## What you are asked to do
Check every line below for the word "entry" and copy the ones that have it.

### Source data ###

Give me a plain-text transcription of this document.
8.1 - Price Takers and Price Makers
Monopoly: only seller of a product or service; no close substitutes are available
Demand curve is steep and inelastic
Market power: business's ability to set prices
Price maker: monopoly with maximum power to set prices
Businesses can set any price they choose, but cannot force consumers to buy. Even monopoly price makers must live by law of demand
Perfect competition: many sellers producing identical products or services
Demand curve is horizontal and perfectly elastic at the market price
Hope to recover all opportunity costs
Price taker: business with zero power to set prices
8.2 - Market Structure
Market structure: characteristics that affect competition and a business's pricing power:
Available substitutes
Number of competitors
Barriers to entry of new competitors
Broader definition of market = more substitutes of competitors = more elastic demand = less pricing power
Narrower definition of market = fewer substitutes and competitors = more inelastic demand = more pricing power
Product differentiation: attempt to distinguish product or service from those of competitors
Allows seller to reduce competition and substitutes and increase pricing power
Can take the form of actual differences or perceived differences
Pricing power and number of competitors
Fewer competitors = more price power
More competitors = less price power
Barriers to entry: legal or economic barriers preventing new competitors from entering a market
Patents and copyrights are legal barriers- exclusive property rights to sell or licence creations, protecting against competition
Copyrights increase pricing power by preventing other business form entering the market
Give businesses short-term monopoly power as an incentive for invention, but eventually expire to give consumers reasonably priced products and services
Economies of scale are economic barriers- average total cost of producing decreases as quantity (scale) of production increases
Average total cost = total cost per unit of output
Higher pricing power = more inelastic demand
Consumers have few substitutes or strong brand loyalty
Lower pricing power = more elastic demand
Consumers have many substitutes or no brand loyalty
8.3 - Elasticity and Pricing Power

###

## Solved problem
Barriers to entry of new competitors
Barriers to entry: legal or economic barriers preventing new competitors from entering a market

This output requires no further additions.